◆ **Exercise aim**: Strip the pictures and reproduce the rest of the listing exactly.

— Begin Dataset records —

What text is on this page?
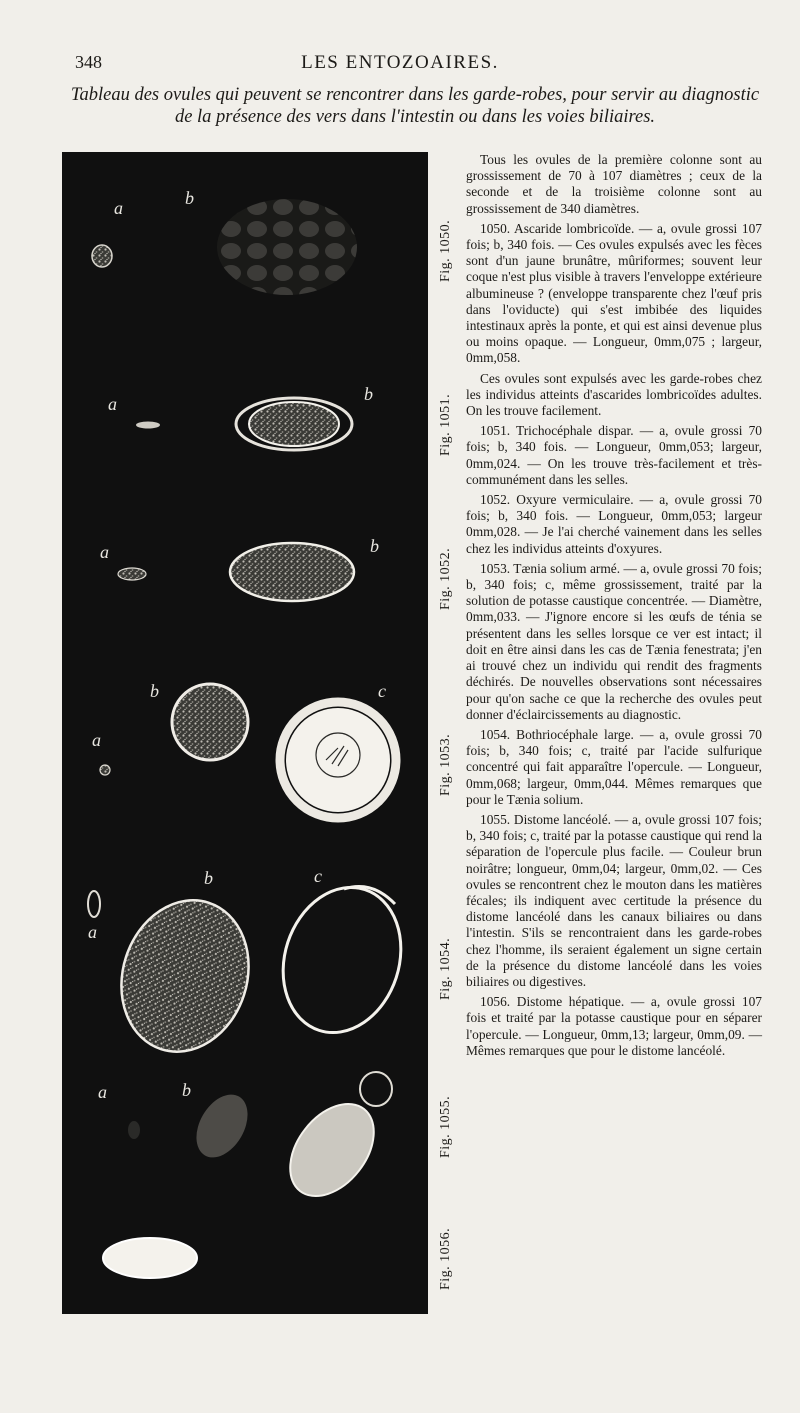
348	LES ENTOZOAIRES.
Tableau des ovules qui peuvent se rencontrer dans les garde-robes, pour servir au diagnostic de la présence des vers dans l'intestin ou dans les voies biliaires.
a	b
a	b
a	b
a
b	c
a
b	c
a	b
Fig. 1050.
Fig. 1051.
Fig. 1052.
Fig. 1053.
Fig. 1054.
Fig. 1055.
Fig. 1056.

Tous les ovules de la première colonne sont au grossissement de 70 à 107 diamètres ; ceux de la seconde et de la troisième colonne sont au grossissement de 340 diamètres.

1050. Ascaride lombricoïde. — a, ovule grossi 107 fois; b, 340 fois. — Ces ovules expulsés avec les fèces sont d'un jaune brunâtre, mûriformes; souvent leur coque n'est plus visible à travers l'enveloppe extérieure albumineuse ? (enveloppe transparente chez l'œuf pris dans l'oviducte) qui s'est imbibée des liquides intestinaux après la ponte, et qui est ainsi devenue plus ou moins opaque. — Longueur, 0mm,075 ; largeur, 0mm,058.

Ces ovules sont expulsés avec les garde-robes chez les individus atteints d'ascarides lombricoïdes adultes. On les trouve facilement.

1051. Trichocéphale dispar. — a, ovule grossi 70 fois; b, 340 fois. — Longueur, 0mm,053; largeur, 0mm,024. — On les trouve très-facilement et très-communément dans les selles.

1052. Oxyure vermiculaire. — a, ovule grossi 70 fois; b, 340 fois. — Longueur, 0mm,053; largeur 0mm,028. — Je l'ai cherché vainement dans les selles chez les individus atteints d'oxyures.

1053. Tænia solium armé. — a, ovule grossi 70 fois; b, 340 fois; c, même grossissement, traité par la solution de potasse caustique concentrée. — Diamètre, 0mm,033. — J'ignore encore si les œufs de ténia se présentent dans les selles lorsque ce ver est intact; il doit en être ainsi dans les cas de Tænia fenestrata; j'en ai trouvé chez un individu qui rendit des fragments déchirés. De nouvelles observations sont nécessaires pour qu'on sache ce que la recherche des ovules peut donner d'éclaircissements au diagnostic.

1054. Bothriocéphale large. — a, ovule grossi 70 fois; b, 340 fois; c, traité par l'acide sulfurique concentré qui fait apparaître l'opercule. — Longueur, 0mm,068; largeur, 0mm,044. Mêmes remarques que pour le Tænia solium.

1055. Distome lancéolé. — a, ovule grossi 107 fois; b, 340 fois; c, traité par la potasse caustique qui rend la séparation de l'opercule plus facile. — Couleur brun noirâtre; longueur, 0mm,04; largeur, 0mm,02. — Ces ovules se rencontrent chez le mouton dans les matières fécales; ils indiquent avec certitude la présence du distome lancéolé dans les canaux biliaires ou dans l'intestin. S'ils se rencontraient dans les garde-robes chez l'homme, ils seraient également un signe certain de la présence du distome lancéolé dans les voies biliaires ou digestives.

1056. Distome hépatique. — a, ovule grossi 107 fois et traité par la potasse caustique pour en séparer l'opercule. — Longueur, 0mm,13; largeur, 0mm,09. — Mêmes remarques que pour le distome lancéolé.
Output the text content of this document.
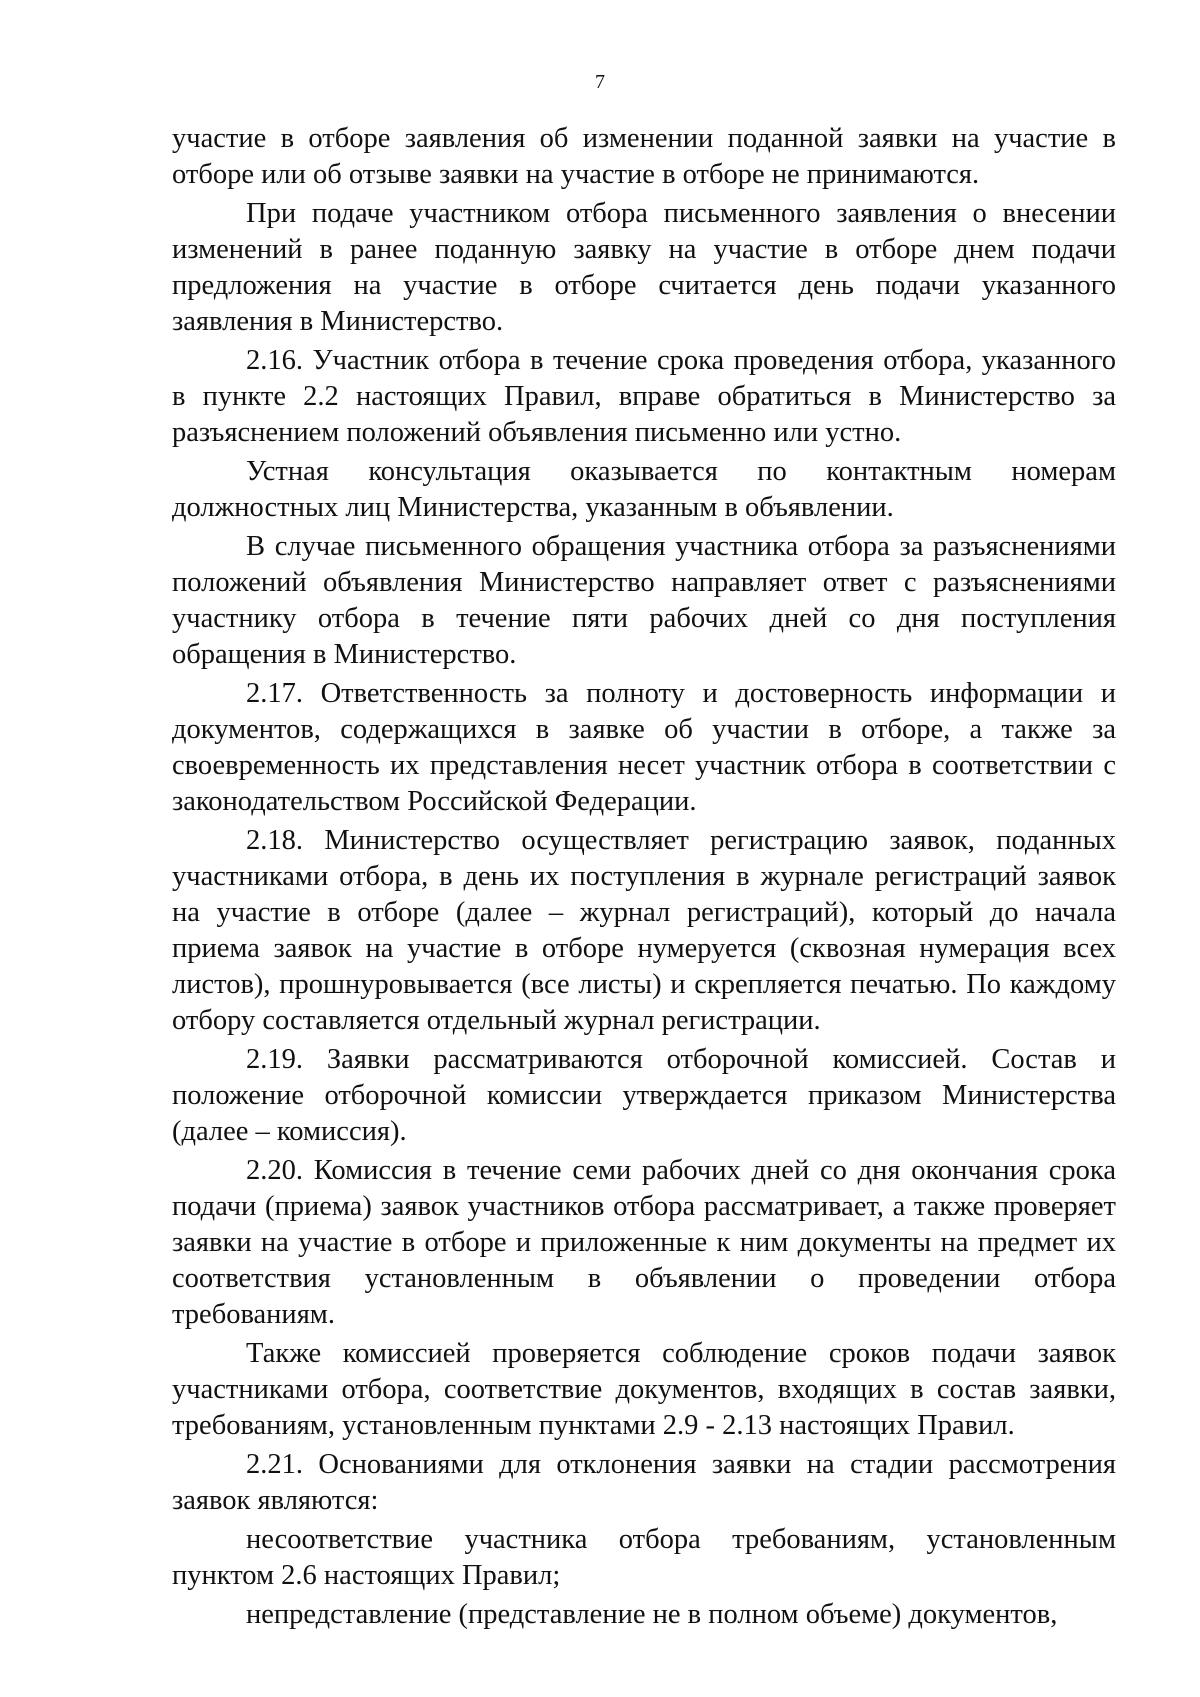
7

участие в отборе заявления об изменении поданной заявки на участие в отборе или об отзыве заявки на участие в отборе не принимаются.

При подаче участником отбора письменного заявления о внесении изменений в ранее поданную заявку на участие в отборе днем подачи предложения на участие в отборе считается день подачи указанного заявления в Министерство.

2.16. Участник отбора в течение срока проведения отбора, указанного в пункте 2.2 настоящих Правил, вправе обратиться в Министерство за разъяснением положений объявления письменно или устно.

Устная консультация оказывается по контактным номерам должностных лиц Министерства, указанным в объявлении.

В случае письменного обращения участника отбора за разъяснениями положений объявления Министерство направляет ответ с разъяснениями участнику отбора в течение пяти рабочих дней со дня поступления обращения в Министерство.

2.17. Ответственность за полноту и достоверность информации и документов, содержащихся в заявке об участии в отборе, а также за своевременность их представления несет участник отбора в соответствии с законодательством Российской Федерации.

2.18. Министерство осуществляет регистрацию заявок, поданных участниками отбора, в день их поступления в журнале регистраций заявок на участие в отборе (далее – журнал регистраций), который до начала приема заявок на участие в отборе нумеруется (сквозная нумерация всех листов), прошнуровывается (все листы) и скрепляется печатью. По каждому отбору составляется отдельный журнал регистрации.

2.19. Заявки рассматриваются отборочной комиссией. Состав и положение отборочной комиссии утверждается приказом Министерства (далее – комиссия).

2.20. Комиссия в течение семи рабочих дней со дня окончания срока подачи (приема) заявок участников отбора рассматривает, а также проверяет заявки на участие в отборе и приложенные к ним документы на предмет их соответствия установленным в объявлении о проведении отбора требованиям.

Также комиссией проверяется соблюдение сроков подачи заявок участниками отбора, соответствие документов, входящих в состав заявки, требованиям, установленным пунктами 2.9 - 2.13 настоящих Правил.

2.21. Основаниями для отклонения заявки на стадии рассмотрения заявок являются:

несоответствие участника отбора требованиям, установленным пунктом 2.6 настоящих Правил;

непредставление (представление не в полном объеме) документов,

— End Dataset records —

◆ **Complete response**:
What text is on this page?
348	LES ENTOZOAIRES.
Tableau des ovules qui peuvent se rencontrer dans les garde-robes, pour servir au diagnostic de la présence des vers dans l'intestin ou dans les voies biliaires.
a	b
a	b
a	b
a
b	c
a
b	c
a	b
Fig. 1050.
Fig. 1051.
Fig. 1052.
Fig. 1053.
Fig. 1054.
Fig. 1055.
Fig. 1056.

Tous les ovules de la première colonne sont au grossissement de 70 à 107 diamètres ; ceux de la seconde et de la troisième colonne sont au grossissement de 340 diamètres.

1050. Ascaride lombricoïde. — a, ovule grossi 107 fois; b, 340 fois. — Ces ovules expulsés avec les fèces sont d'un jaune brunâtre, mûriformes; souvent leur coque n'est plus visible à travers l'enveloppe extérieure albumineuse ? (enveloppe transparente chez l'œuf pris dans l'oviducte) qui s'est imbibée des liquides intestinaux après la ponte, et qui est ainsi devenue plus ou moins opaque. — Longueur, 0mm,075 ; largeur, 0mm,058.

Ces ovules sont expulsés avec les garde-robes chez les individus atteints d'ascarides lombricoïdes adultes. On les trouve facilement.

1051. Trichocéphale dispar. — a, ovule grossi 70 fois; b, 340 fois. — Longueur, 0mm,053; largeur, 0mm,024. — On les trouve très-facilement et très-communément dans les selles.

1052. Oxyure vermiculaire. — a, ovule grossi 70 fois; b, 340 fois. — Longueur, 0mm,053; largeur 0mm,028. — Je l'ai cherché vainement dans les selles chez les individus atteints d'oxyures.

1053. Tænia solium armé. — a, ovule grossi 70 fois; b, 340 fois; c, même grossissement, traité par la solution de potasse caustique concentrée. — Diamètre, 0mm,033. — J'ignore encore si les œufs de ténia se présentent dans les selles lorsque ce ver est intact; il doit en être ainsi dans les cas de Tænia fenestrata; j'en ai trouvé chez un individu qui rendit des fragments déchirés. De nouvelles observations sont nécessaires pour qu'on sache ce que la recherche des ovules peut donner d'éclaircissements au diagnostic.

1054. Bothriocéphale large. — a, ovule grossi 70 fois; b, 340 fois; c, traité par l'acide sulfurique concentré qui fait apparaître l'opercule. — Longueur, 0mm,068; largeur, 0mm,044. Mêmes remarques que pour le Tænia solium.

1055. Distome lancéolé. — a, ovule grossi 107 fois; b, 340 fois; c, traité par la potasse caustique qui rend la séparation de l'opercule plus facile. — Couleur brun noirâtre; longueur, 0mm,04; largeur, 0mm,02. — Ces ovules se rencontrent chez le mouton dans les matières fécales; ils indiquent avec certitude la présence du distome lancéolé dans les canaux biliaires ou dans l'intestin. S'ils se rencontraient dans les garde-robes chez l'homme, ils seraient également un signe certain de la présence du distome lancéolé dans les voies biliaires ou digestives.

1056. Distome hépatique. — a, ovule grossi 107 fois et traité par la potasse caustique pour en séparer l'opercule. — Longueur, 0mm,13; largeur, 0mm,09. — Mêmes remarques que pour le distome lancéolé.
Output the text content of this document.
7

участие в отборе заявления об изменении поданной заявки на участие в отборе или об отзыве заявки на участие в отборе не принимаются.

При подаче участником отбора письменного заявления о внесении изменений в ранее поданную заявку на участие в отборе днем подачи предложения на участие в отборе считается день подачи указанного заявления в Министерство.

2.16. Участник отбора в течение срока проведения отбора, указанного в пункте 2.2 настоящих Правил, вправе обратиться в Министерство за разъяснением положений объявления письменно или устно.

Устная консультация оказывается по контактным номерам должностных лиц Министерства, указанным в объявлении.

В случае письменного обращения участника отбора за разъяснениями положений объявления Министерство направляет ответ с разъяснениями участнику отбора в течение пяти рабочих дней со дня поступления обращения в Министерство.

2.17. Ответственность за полноту и достоверность информации и документов, содержащихся в заявке об участии в отборе, а также за своевременность их представления несет участник отбора в соответствии с законодательством Российской Федерации.

2.18. Министерство осуществляет регистрацию заявок, поданных участниками отбора, в день их поступления в журнале регистраций заявок на участие в отборе (далее – журнал регистраций), который до начала приема заявок на участие в отборе нумеруется (сквозная нумерация всех листов), прошнуровывается (все листы) и скрепляется печатью. По каждому отбору составляется отдельный журнал регистрации.

2.19. Заявки рассматриваются отборочной комиссией. Состав и положение отборочной комиссии утверждается приказом Министерства (далее – комиссия).

2.20. Комиссия в течение семи рабочих дней со дня окончания срока подачи (приема) заявок участников отбора рассматривает, а также проверяет заявки на участие в отборе и приложенные к ним документы на предмет их соответствия установленным в объявлении о проведении отбора требованиям.

Также комиссией проверяется соблюдение сроков подачи заявок участниками отбора, соответствие документов, входящих в состав заявки, требованиям, установленным пунктами 2.9 - 2.13 настоящих Правил.

2.21. Основаниями для отклонения заявки на стадии рассмотрения заявок являются:

несоответствие участника отбора требованиям, установленным пунктом 2.6 настоящих Правил;

непредставление (представление не в полном объеме) документов,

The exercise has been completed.